Work item
Repeat all the records exactly, omitting pictures.

━━━━━ Provided material ━━━━━

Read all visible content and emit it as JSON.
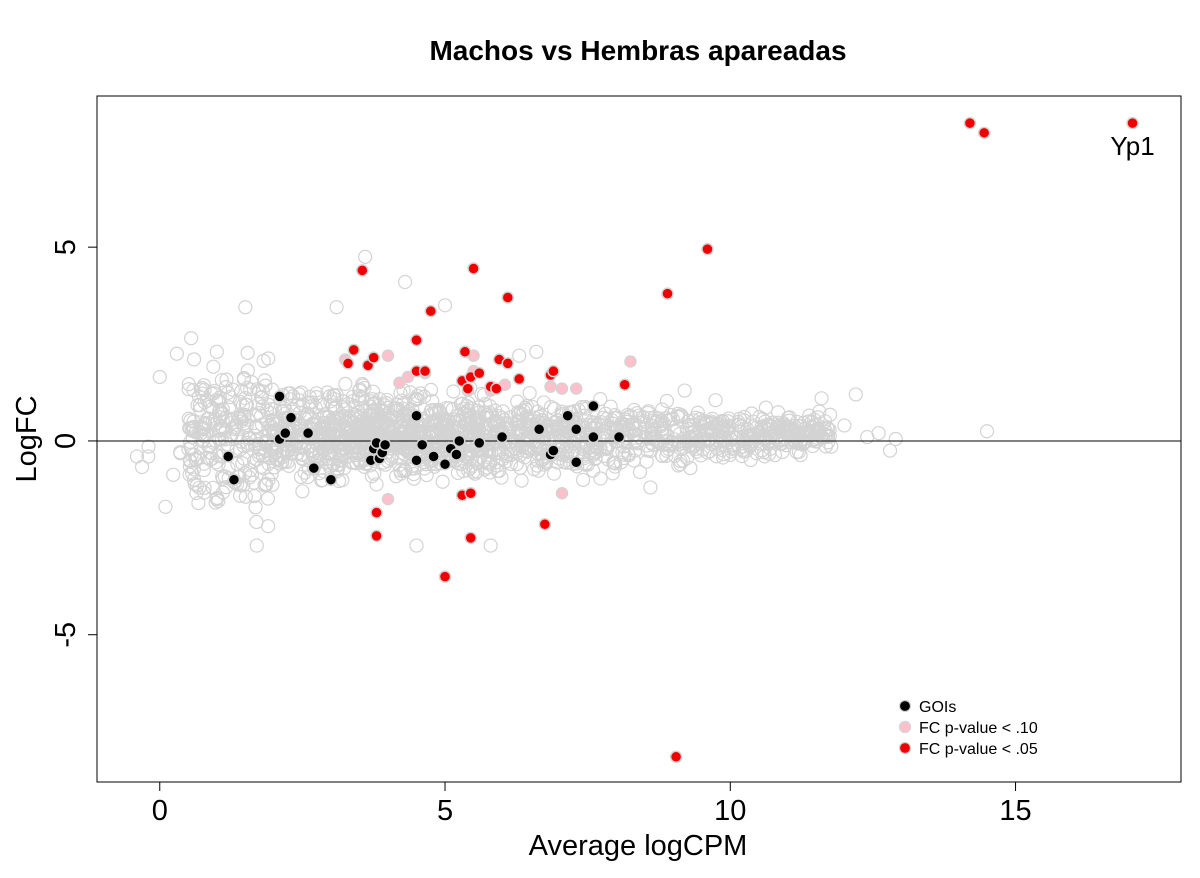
{
  "chart_data": {
    "type": "scatter",
    "title": "Machos vs Hembras apareadas",
    "xlabel": "Average logCPM",
    "ylabel": "LogFC",
    "xlim": [
      -1.1,
      17.9
    ],
    "ylim": [
      -8.8,
      8.9
    ],
    "xticks": [
      0,
      5,
      10,
      15
    ],
    "yticks": [
      -5,
      0,
      5
    ],
    "xtick_labels": [
      "0",
      "5",
      "10",
      "15"
    ],
    "ytick_labels": [
      "-5",
      "0",
      "5"
    ],
    "hline": 0,
    "grid": false,
    "legend_position": "bottom-right",
    "colors": {
      "background_points": "#d3d3d3",
      "gois": "#000000",
      "fc_p10": "#ffc0cb",
      "fc_p05": "#ee0000",
      "hline": "#000000"
    },
    "background_cloud": {
      "description": "all genes (open grey circles)",
      "x_range": [
        -0.4,
        12.9
      ],
      "y_range": [
        -2.7,
        4.8
      ]
    },
    "series": [
      {
        "name": "GOIs",
        "color": "#000000",
        "points": [
          [
            1.2,
            -0.4
          ],
          [
            1.3,
            -1.0
          ],
          [
            2.1,
            1.15
          ],
          [
            2.1,
            0.05
          ],
          [
            2.2,
            0.2
          ],
          [
            2.3,
            0.6
          ],
          [
            2.6,
            0.2
          ],
          [
            2.7,
            -0.7
          ],
          [
            3.0,
            -1.0
          ],
          [
            3.7,
            -0.5
          ],
          [
            3.75,
            -0.2
          ],
          [
            3.8,
            -0.05
          ],
          [
            3.85,
            -0.45
          ],
          [
            3.9,
            -0.3
          ],
          [
            3.95,
            -0.1
          ],
          [
            4.5,
            0.65
          ],
          [
            4.5,
            -0.5
          ],
          [
            4.6,
            -0.1
          ],
          [
            4.8,
            -0.4
          ],
          [
            5.0,
            -0.6
          ],
          [
            5.1,
            -0.2
          ],
          [
            5.2,
            -0.35
          ],
          [
            5.25,
            0.0
          ],
          [
            5.6,
            -0.05
          ],
          [
            6.0,
            0.1
          ],
          [
            6.65,
            0.3
          ],
          [
            6.85,
            -0.35
          ],
          [
            6.9,
            -0.25
          ],
          [
            7.15,
            0.65
          ],
          [
            7.3,
            0.3
          ],
          [
            7.3,
            -0.55
          ],
          [
            7.6,
            0.1
          ],
          [
            7.6,
            0.9
          ],
          [
            8.05,
            0.1
          ]
        ]
      },
      {
        "name": "FC p-value < .10",
        "color": "#ffc0cb",
        "points": [
          [
            3.25,
            2.1
          ],
          [
            4.0,
            2.2
          ],
          [
            4.2,
            1.5
          ],
          [
            4.35,
            1.65
          ],
          [
            4.65,
            1.75
          ],
          [
            5.5,
            1.8
          ],
          [
            5.5,
            2.2
          ],
          [
            6.05,
            1.45
          ],
          [
            6.85,
            1.4
          ],
          [
            7.05,
            1.35
          ],
          [
            7.3,
            1.35
          ],
          [
            8.25,
            2.05
          ],
          [
            4.0,
            -1.5
          ],
          [
            7.05,
            -1.35
          ],
          [
            5.4,
            1.3
          ],
          [
            5.8,
            1.3
          ]
        ]
      },
      {
        "name": "FC p-value < .05",
        "color": "#ee0000",
        "points": [
          [
            17.05,
            8.2
          ],
          [
            14.2,
            8.2
          ],
          [
            14.45,
            7.95
          ],
          [
            9.6,
            4.95
          ],
          [
            8.9,
            3.8
          ],
          [
            3.55,
            4.4
          ],
          [
            5.5,
            4.45
          ],
          [
            6.1,
            3.7
          ],
          [
            4.75,
            3.35
          ],
          [
            4.5,
            2.6
          ],
          [
            3.4,
            2.35
          ],
          [
            3.3,
            2.0
          ],
          [
            3.65,
            1.95
          ],
          [
            3.75,
            2.15
          ],
          [
            5.35,
            2.3
          ],
          [
            5.95,
            2.1
          ],
          [
            6.1,
            2.0
          ],
          [
            4.5,
            1.8
          ],
          [
            4.65,
            1.8
          ],
          [
            5.3,
            1.55
          ],
          [
            5.4,
            1.35
          ],
          [
            5.45,
            1.65
          ],
          [
            5.6,
            1.75
          ],
          [
            5.8,
            1.4
          ],
          [
            5.9,
            1.35
          ],
          [
            6.3,
            1.6
          ],
          [
            6.85,
            1.7
          ],
          [
            6.9,
            1.8
          ],
          [
            8.15,
            1.45
          ],
          [
            3.8,
            -1.85
          ],
          [
            3.8,
            -2.45
          ],
          [
            5.3,
            -1.4
          ],
          [
            5.45,
            -1.35
          ],
          [
            5.45,
            -2.5
          ],
          [
            6.75,
            -2.15
          ],
          [
            5.0,
            -3.5
          ],
          [
            9.05,
            -8.15
          ]
        ]
      }
    ],
    "annotations": [
      {
        "text": "Yp1",
        "x": 17.05,
        "y": 8.2
      }
    ]
  }
}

━━━━━

Task response
Read all visible content and emit it as JSON.
{
  "chart_data": {
    "type": "scatter",
    "title": "Machos vs Hembras apareadas",
    "xlabel": "Average logCPM",
    "ylabel": "LogFC",
    "xlim": [
      -1.1,
      17.9
    ],
    "ylim": [
      -8.8,
      8.9
    ],
    "xticks": [
      0,
      5,
      10,
      15
    ],
    "yticks": [
      -5,
      0,
      5
    ],
    "xtick_labels": [
      "0",
      "5",
      "10",
      "15"
    ],
    "ytick_labels": [
      "-5",
      "0",
      "5"
    ],
    "hline": 0,
    "grid": false,
    "legend_position": "bottom-right",
    "colors": {
      "background_points": "#d3d3d3",
      "gois": "#000000",
      "fc_p10": "#ffc0cb",
      "fc_p05": "#ee0000",
      "hline": "#000000"
    },
    "background_cloud": {
      "description": "all genes (open grey circles)",
      "x_range": [
        -0.4,
        12.9
      ],
      "y_range": [
        -2.7,
        4.8
      ]
    },
    "series": [
      {
        "name": "GOIs",
        "color": "#000000",
        "points": [
          [
            1.2,
            -0.4
          ],
          [
            1.3,
            -1.0
          ],
          [
            2.1,
            1.15
          ],
          [
            2.1,
            0.05
          ],
          [
            2.2,
            0.2
          ],
          [
            2.3,
            0.6
          ],
          [
            2.6,
            0.2
          ],
          [
            2.7,
            -0.7
          ],
          [
            3.0,
            -1.0
          ],
          [
            3.7,
            -0.5
          ],
          [
            3.75,
            -0.2
          ],
          [
            3.8,
            -0.05
          ],
          [
            3.85,
            -0.45
          ],
          [
            3.9,
            -0.3
          ],
          [
            3.95,
            -0.1
          ],
          [
            4.5,
            0.65
          ],
          [
            4.5,
            -0.5
          ],
          [
            4.6,
            -0.1
          ],
          [
            4.8,
            -0.4
          ],
          [
            5.0,
            -0.6
          ],
          [
            5.1,
            -0.2
          ],
          [
            5.2,
            -0.35
          ],
          [
            5.25,
            0.0
          ],
          [
            5.6,
            -0.05
          ],
          [
            6.0,
            0.1
          ],
          [
            6.65,
            0.3
          ],
          [
            6.85,
            -0.35
          ],
          [
            6.9,
            -0.25
          ],
          [
            7.15,
            0.65
          ],
          [
            7.3,
            0.3
          ],
          [
            7.3,
            -0.55
          ],
          [
            7.6,
            0.1
          ],
          [
            7.6,
            0.9
          ],
          [
            8.05,
            0.1
          ]
        ]
      },
      {
        "name": "FC p-value < .10",
        "color": "#ffc0cb",
        "points": [
          [
            3.25,
            2.1
          ],
          [
            4.0,
            2.2
          ],
          [
            4.2,
            1.5
          ],
          [
            4.35,
            1.65
          ],
          [
            4.65,
            1.75
          ],
          [
            5.5,
            1.8
          ],
          [
            5.5,
            2.2
          ],
          [
            6.05,
            1.45
          ],
          [
            6.85,
            1.4
          ],
          [
            7.05,
            1.35
          ],
          [
            7.3,
            1.35
          ],
          [
            8.25,
            2.05
          ],
          [
            4.0,
            -1.5
          ],
          [
            7.05,
            -1.35
          ],
          [
            5.4,
            1.3
          ],
          [
            5.8,
            1.3
          ]
        ]
      },
      {
        "name": "FC p-value < .05",
        "color": "#ee0000",
        "points": [
          [
            17.05,
            8.2
          ],
          [
            14.2,
            8.2
          ],
          [
            14.45,
            7.95
          ],
          [
            9.6,
            4.95
          ],
          [
            8.9,
            3.8
          ],
          [
            3.55,
            4.4
          ],
          [
            5.5,
            4.45
          ],
          [
            6.1,
            3.7
          ],
          [
            4.75,
            3.35
          ],
          [
            4.5,
            2.6
          ],
          [
            3.4,
            2.35
          ],
          [
            3.3,
            2.0
          ],
          [
            3.65,
            1.95
          ],
          [
            3.75,
            2.15
          ],
          [
            5.35,
            2.3
          ],
          [
            5.95,
            2.1
          ],
          [
            6.1,
            2.0
          ],
          [
            4.5,
            1.8
          ],
          [
            4.65,
            1.8
          ],
          [
            5.3,
            1.55
          ],
          [
            5.4,
            1.35
          ],
          [
            5.45,
            1.65
          ],
          [
            5.6,
            1.75
          ],
          [
            5.8,
            1.4
          ],
          [
            5.9,
            1.35
          ],
          [
            6.3,
            1.6
          ],
          [
            6.85,
            1.7
          ],
          [
            6.9,
            1.8
          ],
          [
            8.15,
            1.45
          ],
          [
            3.8,
            -1.85
          ],
          [
            3.8,
            -2.45
          ],
          [
            5.3,
            -1.4
          ],
          [
            5.45,
            -1.35
          ],
          [
            5.45,
            -2.5
          ],
          [
            6.75,
            -2.15
          ],
          [
            5.0,
            -3.5
          ],
          [
            9.05,
            -8.15
          ]
        ]
      }
    ],
    "annotations": [
      {
        "text": "Yp1",
        "x": 17.05,
        "y": 8.2
      }
    ]
  }
}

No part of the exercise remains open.